STATED TASK: Copy out every one of the entries below, word for word and character for character, without changing anything.

TASK MATERIAL:
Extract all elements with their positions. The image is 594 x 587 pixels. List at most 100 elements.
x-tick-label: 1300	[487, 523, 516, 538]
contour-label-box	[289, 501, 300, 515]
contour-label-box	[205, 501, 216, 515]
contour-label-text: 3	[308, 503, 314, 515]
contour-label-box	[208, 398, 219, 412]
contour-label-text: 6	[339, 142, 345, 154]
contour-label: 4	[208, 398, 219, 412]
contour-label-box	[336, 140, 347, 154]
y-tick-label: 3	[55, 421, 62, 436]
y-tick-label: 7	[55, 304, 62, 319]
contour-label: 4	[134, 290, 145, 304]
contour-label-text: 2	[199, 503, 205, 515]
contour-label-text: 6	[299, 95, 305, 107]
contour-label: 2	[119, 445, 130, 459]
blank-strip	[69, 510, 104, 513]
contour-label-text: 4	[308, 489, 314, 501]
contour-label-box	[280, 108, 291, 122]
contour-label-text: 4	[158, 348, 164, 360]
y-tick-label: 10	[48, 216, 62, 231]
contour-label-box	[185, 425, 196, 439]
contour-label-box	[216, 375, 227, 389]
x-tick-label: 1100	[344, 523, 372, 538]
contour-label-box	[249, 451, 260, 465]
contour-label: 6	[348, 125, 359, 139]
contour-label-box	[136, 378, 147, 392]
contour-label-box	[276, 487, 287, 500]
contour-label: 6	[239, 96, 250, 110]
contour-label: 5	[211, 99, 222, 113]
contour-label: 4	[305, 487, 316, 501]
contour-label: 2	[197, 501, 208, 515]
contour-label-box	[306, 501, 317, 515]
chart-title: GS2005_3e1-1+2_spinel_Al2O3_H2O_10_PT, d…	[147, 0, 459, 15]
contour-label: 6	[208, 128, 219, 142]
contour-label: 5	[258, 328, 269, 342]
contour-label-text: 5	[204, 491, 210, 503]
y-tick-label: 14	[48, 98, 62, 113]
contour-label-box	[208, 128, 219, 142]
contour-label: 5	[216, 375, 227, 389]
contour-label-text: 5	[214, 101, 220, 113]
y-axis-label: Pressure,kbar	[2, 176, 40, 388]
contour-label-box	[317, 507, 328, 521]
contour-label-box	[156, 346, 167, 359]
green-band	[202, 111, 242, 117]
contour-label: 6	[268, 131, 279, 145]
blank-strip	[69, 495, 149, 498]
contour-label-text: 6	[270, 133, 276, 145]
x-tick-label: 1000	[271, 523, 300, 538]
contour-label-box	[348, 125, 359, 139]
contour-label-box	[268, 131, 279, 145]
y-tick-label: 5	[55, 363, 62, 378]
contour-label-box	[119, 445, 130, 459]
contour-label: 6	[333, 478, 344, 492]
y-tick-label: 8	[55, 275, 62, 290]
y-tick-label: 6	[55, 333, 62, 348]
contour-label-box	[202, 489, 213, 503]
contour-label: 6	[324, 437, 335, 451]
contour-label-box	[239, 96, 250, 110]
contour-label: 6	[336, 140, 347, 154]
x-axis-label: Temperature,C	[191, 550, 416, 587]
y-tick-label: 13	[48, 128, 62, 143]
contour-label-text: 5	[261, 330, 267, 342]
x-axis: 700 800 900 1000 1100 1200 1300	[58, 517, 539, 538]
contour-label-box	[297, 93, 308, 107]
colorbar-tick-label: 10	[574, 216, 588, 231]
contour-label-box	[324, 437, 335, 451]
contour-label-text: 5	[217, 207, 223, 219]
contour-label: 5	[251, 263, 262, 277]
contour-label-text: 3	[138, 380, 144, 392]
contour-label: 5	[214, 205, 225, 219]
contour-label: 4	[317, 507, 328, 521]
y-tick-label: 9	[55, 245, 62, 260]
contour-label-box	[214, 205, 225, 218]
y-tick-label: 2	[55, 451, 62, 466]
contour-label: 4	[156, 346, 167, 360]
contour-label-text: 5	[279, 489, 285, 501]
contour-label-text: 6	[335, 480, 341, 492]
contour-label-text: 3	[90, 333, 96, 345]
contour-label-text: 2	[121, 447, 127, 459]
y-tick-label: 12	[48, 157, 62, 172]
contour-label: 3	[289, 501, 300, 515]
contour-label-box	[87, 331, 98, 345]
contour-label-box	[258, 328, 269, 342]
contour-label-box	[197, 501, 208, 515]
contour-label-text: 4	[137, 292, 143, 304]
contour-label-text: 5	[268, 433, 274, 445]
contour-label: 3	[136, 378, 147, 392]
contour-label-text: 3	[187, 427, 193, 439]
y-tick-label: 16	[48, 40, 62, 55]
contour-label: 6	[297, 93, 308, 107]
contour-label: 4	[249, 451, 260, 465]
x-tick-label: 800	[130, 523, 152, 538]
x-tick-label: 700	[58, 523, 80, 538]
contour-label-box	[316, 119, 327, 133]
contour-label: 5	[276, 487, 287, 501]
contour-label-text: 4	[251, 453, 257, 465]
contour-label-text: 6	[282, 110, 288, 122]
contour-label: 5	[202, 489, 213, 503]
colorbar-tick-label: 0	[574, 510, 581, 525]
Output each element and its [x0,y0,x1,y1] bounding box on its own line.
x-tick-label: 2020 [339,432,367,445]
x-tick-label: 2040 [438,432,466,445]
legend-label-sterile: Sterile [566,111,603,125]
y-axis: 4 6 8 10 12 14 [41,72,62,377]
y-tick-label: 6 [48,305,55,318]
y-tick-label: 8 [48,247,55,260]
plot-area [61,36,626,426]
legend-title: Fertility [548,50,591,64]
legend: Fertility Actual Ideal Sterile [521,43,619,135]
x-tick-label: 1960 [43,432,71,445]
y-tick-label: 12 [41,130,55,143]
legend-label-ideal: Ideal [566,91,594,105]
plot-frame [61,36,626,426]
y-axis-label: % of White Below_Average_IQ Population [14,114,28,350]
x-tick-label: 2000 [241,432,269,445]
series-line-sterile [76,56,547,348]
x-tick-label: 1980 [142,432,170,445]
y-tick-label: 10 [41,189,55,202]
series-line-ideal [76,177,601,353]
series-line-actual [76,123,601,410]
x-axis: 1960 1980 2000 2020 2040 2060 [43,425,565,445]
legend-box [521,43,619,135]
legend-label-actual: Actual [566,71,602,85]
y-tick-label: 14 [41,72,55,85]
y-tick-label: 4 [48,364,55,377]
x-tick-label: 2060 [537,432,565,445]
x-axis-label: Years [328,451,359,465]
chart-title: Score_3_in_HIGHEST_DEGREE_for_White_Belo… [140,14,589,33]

FINISHED EXERCISE:
Extract all elements with their positions. The image is 594 x 587 pixels. List at most 100 elements.
x-tick-label: 1300	[487, 523, 516, 538]
contour-label-box	[289, 501, 300, 515]
contour-label-box	[205, 501, 216, 515]
contour-label-text: 3	[308, 503, 314, 515]
contour-label-box	[208, 398, 219, 412]
contour-label-text: 6	[339, 142, 345, 154]
contour-label: 4	[208, 398, 219, 412]
contour-label-box	[336, 140, 347, 154]
y-tick-label: 3	[55, 421, 62, 436]
y-tick-label: 7	[55, 304, 62, 319]
contour-label: 4	[134, 290, 145, 304]
contour-label-text: 2	[199, 503, 205, 515]
contour-label-text: 6	[299, 95, 305, 107]
contour-label: 2	[119, 445, 130, 459]
blank-strip	[69, 510, 104, 513]
contour-label-text: 4	[308, 489, 314, 501]
contour-label-box	[280, 108, 291, 122]
contour-label-text: 4	[158, 348, 164, 360]
y-tick-label: 10	[48, 216, 62, 231]
contour-label-box	[185, 425, 196, 439]
contour-label-box	[216, 375, 227, 389]
x-tick-label: 1100	[344, 523, 372, 538]
contour-label-box	[249, 451, 260, 465]
contour-label: 6	[348, 125, 359, 139]
contour-label-box	[136, 378, 147, 392]
contour-label-box	[276, 487, 287, 500]
contour-label: 6	[239, 96, 250, 110]
contour-label: 5	[211, 99, 222, 113]
contour-label: 4	[305, 487, 316, 501]
contour-label: 2	[197, 501, 208, 515]
contour-label-box	[306, 501, 317, 515]
chart-title: GS2005_3e1-1+2_spinel_Al2O3_H2O_10_PT, d…	[147, 0, 459, 15]
contour-label: 6	[208, 128, 219, 142]
contour-label: 5	[258, 328, 269, 342]
contour-label-text: 5	[204, 491, 210, 503]
y-tick-label: 14	[48, 98, 62, 113]
contour-label-box	[208, 128, 219, 142]
contour-label: 5	[216, 375, 227, 389]
contour-label-text: 5	[214, 101, 220, 113]
y-axis-label: Pressure,kbar	[2, 176, 40, 388]
contour-label-box	[317, 507, 328, 521]
contour-label-box	[156, 346, 167, 359]
green-band	[202, 111, 242, 117]
contour-label: 6	[268, 131, 279, 145]
blank-strip	[69, 495, 149, 498]
contour-label-text: 6	[270, 133, 276, 145]
x-tick-label: 1000	[271, 523, 300, 538]
contour-label-box	[348, 125, 359, 139]
contour-label-box	[268, 131, 279, 145]
y-tick-label: 5	[55, 363, 62, 378]
contour-label-box	[119, 445, 130, 459]
contour-label: 6	[333, 478, 344, 492]
y-tick-label: 8	[55, 275, 62, 290]
y-tick-label: 6	[55, 333, 62, 348]
contour-label-box	[202, 489, 213, 503]
contour-label: 6	[324, 437, 335, 451]
contour-label-box	[239, 96, 250, 110]
contour-label: 6	[336, 140, 347, 154]
x-axis-label: Temperature,C	[191, 550, 416, 587]
y-tick-label: 13	[48, 128, 62, 143]
contour-label-text: 5	[261, 330, 267, 342]
x-axis: 700 800 900 1000 1100 1200 1300	[58, 517, 539, 538]
contour-label-box	[297, 93, 308, 107]
colorbar-tick-label: 10	[574, 216, 588, 231]
contour-label-box	[324, 437, 335, 451]
contour-label-text: 5	[217, 207, 223, 219]
contour-label: 5	[251, 263, 262, 277]
contour-label-text: 3	[138, 380, 144, 392]
contour-label: 5	[214, 205, 225, 219]
contour-label: 4	[317, 507, 328, 521]
y-tick-label: 9	[55, 245, 62, 260]
contour-label-box	[214, 205, 225, 218]
y-tick-label: 2	[55, 451, 62, 466]
contour-label: 4	[156, 346, 167, 360]
contour-label-text: 5	[279, 489, 285, 501]
contour-label-text: 6	[335, 480, 341, 492]
contour-label-text: 3	[90, 333, 96, 345]
contour-label-text: 2	[121, 447, 127, 459]
y-tick-label: 12	[48, 157, 62, 172]
contour-label: 3	[289, 501, 300, 515]
contour-label-box	[87, 331, 98, 345]
contour-label-box	[258, 328, 269, 342]
contour-label-box	[197, 501, 208, 515]
contour-label-text: 4	[137, 292, 143, 304]
contour-label-text: 5	[268, 433, 274, 445]
contour-label: 3	[136, 378, 147, 392]
contour-label-text: 3	[187, 427, 193, 439]
y-tick-label: 16	[48, 40, 62, 55]
contour-label: 6	[297, 93, 308, 107]
contour-label: 4	[249, 451, 260, 465]
x-tick-label: 800	[130, 523, 152, 538]
x-tick-label: 700	[58, 523, 80, 538]
contour-label-box	[316, 119, 327, 133]
contour-label: 5	[276, 487, 287, 501]
contour-label-text: 4	[251, 453, 257, 465]
contour-label-text: 6	[282, 110, 288, 122]
contour-label: 5	[202, 489, 213, 503]
colorbar-tick-label: 0	[574, 510, 581, 525]
Output each element and its [x0,y0,x1,y1] bounding box on its own line.
x-tick-label: 2020 [339,432,367,445]
x-tick-label: 2040 [438,432,466,445]
legend-label-sterile: Sterile [566,111,603,125]
y-axis: 4 6 8 10 12 14 [41,72,62,377]
y-tick-label: 6 [48,305,55,318]
y-tick-label: 8 [48,247,55,260]
plot-area [61,36,626,426]
legend-title: Fertility [548,50,591,64]
legend: Fertility Actual Ideal Sterile [521,43,619,135]
x-tick-label: 1960 [43,432,71,445]
y-tick-label: 12 [41,130,55,143]
legend-label-ideal: Ideal [566,91,594,105]
plot-frame [61,36,626,426]
y-axis-label: % of White Below_Average_IQ Population [14,114,28,350]
x-tick-label: 2000 [241,432,269,445]
series-line-sterile [76,56,547,348]
x-tick-label: 1980 [142,432,170,445]
y-tick-label: 10 [41,189,55,202]
series-line-ideal [76,177,601,353]
series-line-actual [76,123,601,410]
x-axis: 1960 1980 2000 2020 2040 2060 [43,425,565,445]
legend-box [521,43,619,135]
legend-label-actual: Actual [566,71,602,85]
y-tick-label: 14 [41,72,55,85]
y-tick-label: 4 [48,364,55,377]
x-tick-label: 2060 [537,432,565,445]
x-axis-label: Years [328,451,359,465]
chart-title: Score_3_in_HIGHEST_DEGREE_for_White_Belo… [140,14,589,33]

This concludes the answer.